Page element annotations:

= = =

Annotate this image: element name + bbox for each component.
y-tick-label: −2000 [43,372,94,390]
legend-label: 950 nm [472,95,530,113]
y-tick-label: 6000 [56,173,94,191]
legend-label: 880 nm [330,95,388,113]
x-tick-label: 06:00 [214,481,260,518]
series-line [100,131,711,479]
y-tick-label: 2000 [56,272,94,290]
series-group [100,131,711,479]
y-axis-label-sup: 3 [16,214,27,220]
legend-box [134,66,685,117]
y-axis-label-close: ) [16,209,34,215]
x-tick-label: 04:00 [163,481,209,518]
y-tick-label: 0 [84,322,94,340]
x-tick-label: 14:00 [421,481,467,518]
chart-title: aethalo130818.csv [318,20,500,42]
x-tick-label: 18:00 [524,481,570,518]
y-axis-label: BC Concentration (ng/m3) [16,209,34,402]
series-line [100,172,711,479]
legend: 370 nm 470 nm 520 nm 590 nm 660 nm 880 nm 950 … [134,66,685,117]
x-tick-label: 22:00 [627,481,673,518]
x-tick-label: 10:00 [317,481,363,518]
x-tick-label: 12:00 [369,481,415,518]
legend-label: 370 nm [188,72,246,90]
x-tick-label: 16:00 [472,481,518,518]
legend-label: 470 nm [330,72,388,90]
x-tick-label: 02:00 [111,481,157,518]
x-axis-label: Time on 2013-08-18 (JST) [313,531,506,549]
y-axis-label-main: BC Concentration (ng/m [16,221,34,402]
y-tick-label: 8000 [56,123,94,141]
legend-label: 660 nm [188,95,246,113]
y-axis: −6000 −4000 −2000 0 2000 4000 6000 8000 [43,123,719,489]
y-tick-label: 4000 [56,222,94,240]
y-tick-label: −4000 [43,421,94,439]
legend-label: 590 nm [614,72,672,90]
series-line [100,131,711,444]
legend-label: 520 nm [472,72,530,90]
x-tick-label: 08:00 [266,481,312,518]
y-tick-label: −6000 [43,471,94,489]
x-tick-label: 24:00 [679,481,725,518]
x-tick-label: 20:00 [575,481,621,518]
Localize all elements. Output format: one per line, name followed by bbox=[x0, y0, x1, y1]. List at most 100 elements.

= = =

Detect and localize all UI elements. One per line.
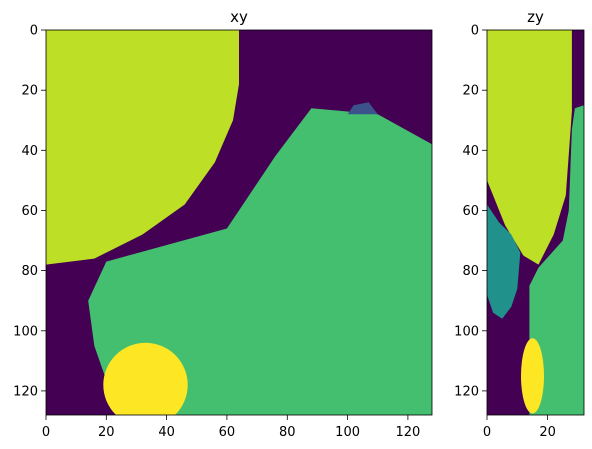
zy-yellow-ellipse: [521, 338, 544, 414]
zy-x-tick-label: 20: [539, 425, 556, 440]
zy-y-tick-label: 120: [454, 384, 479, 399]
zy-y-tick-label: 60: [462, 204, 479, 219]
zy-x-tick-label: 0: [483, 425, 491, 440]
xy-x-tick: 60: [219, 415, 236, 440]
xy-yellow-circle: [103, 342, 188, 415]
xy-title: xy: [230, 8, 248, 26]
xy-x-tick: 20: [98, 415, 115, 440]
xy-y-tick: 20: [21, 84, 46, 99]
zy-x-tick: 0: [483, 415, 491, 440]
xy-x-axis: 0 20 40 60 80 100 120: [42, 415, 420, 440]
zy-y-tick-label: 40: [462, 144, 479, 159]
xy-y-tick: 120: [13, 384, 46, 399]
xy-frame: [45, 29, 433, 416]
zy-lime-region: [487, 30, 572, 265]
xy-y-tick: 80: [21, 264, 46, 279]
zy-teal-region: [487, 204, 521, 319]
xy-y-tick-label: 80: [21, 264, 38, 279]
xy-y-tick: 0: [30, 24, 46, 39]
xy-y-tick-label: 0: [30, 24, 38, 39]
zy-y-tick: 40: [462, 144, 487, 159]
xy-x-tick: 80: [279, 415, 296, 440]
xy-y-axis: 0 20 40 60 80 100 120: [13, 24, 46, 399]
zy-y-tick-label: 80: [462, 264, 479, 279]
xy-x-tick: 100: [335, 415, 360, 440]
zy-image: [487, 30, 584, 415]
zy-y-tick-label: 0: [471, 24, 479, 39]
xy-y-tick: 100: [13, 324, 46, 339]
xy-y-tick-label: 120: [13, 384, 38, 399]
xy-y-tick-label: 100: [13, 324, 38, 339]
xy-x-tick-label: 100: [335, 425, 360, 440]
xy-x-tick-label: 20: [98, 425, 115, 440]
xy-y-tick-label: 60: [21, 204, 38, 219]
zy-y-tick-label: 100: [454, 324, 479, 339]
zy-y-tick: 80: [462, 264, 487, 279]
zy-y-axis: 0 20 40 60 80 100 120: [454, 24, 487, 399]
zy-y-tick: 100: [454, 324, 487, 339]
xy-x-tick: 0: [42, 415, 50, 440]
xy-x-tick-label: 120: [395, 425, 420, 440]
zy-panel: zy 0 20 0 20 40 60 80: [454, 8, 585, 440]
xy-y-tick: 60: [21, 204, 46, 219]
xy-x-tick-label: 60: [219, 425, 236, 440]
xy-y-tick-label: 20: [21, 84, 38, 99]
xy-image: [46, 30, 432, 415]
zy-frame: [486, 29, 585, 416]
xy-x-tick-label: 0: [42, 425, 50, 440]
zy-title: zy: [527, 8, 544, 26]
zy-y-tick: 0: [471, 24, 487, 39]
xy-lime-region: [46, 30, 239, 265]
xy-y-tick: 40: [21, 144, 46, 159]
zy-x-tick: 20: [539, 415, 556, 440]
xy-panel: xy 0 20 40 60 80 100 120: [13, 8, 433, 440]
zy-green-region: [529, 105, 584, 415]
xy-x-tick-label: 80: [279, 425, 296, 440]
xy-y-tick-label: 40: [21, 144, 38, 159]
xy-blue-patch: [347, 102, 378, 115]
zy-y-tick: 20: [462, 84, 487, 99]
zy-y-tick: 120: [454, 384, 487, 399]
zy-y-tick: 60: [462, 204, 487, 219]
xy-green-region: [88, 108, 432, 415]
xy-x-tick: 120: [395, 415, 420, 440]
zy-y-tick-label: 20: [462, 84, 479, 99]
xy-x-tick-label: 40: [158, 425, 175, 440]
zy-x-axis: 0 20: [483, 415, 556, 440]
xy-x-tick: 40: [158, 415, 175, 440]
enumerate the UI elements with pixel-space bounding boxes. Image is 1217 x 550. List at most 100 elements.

= = =

*Written request*
Starting at the line that contains "Annotate this image: element" and ending with the line that contains "x-axis-label: Time on", change "series-line" to "data-line". Return only those lines, with everything else left unchanged.

*Result*
Annotate this image: element name + bbox for each component.
y-tick-label: −2000 [43,372,94,390]
legend-label: 950 nm [472,95,530,113]
y-tick-label: 6000 [56,173,94,191]
legend-label: 880 nm [330,95,388,113]
x-tick-label: 06:00 [214,481,260,518]
data-line [100,131,711,479]
y-tick-label: 2000 [56,272,94,290]
series-group [100,131,711,479]
y-axis-label-sup: 3 [16,214,27,220]
legend-box [134,66,685,117]
y-axis-label-close: ) [16,209,34,215]
x-tick-label: 04:00 [163,481,209,518]
y-tick-label: 0 [84,322,94,340]
x-tick-label: 14:00 [421,481,467,518]
chart-title: aethalo130818.csv [318,20,500,42]
x-tick-label: 18:00 [524,481,570,518]
y-axis-label: BC Concentration (ng/m3) [16,209,34,402]
data-line [100,172,711,479]
legend: 370 nm 470 nm 520 nm 590 nm 660 nm 880 nm 950 … [134,66,685,117]
x-tick-label: 22:00 [627,481,673,518]
x-tick-label: 10:00 [317,481,363,518]
x-tick-label: 12:00 [369,481,415,518]
legend-label: 370 nm [188,72,246,90]
x-tick-label: 16:00 [472,481,518,518]
legend-label: 470 nm [330,72,388,90]
x-tick-label: 02:00 [111,481,157,518]
x-axis-label: Time on 2013-08-18 (JST) [313,531,506,549]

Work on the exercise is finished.